Below, find each line holding "caídas" and state how many there are, using the number alone.

(Collection entries)
- - -

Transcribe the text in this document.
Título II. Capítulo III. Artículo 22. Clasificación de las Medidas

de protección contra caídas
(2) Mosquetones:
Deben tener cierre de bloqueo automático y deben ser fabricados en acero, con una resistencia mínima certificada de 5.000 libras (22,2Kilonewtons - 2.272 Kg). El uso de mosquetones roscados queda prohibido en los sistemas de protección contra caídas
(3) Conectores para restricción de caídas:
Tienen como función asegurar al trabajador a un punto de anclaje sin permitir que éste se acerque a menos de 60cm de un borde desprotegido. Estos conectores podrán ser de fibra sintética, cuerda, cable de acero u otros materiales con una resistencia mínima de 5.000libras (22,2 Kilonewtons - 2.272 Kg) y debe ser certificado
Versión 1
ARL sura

- - -

Task output: 3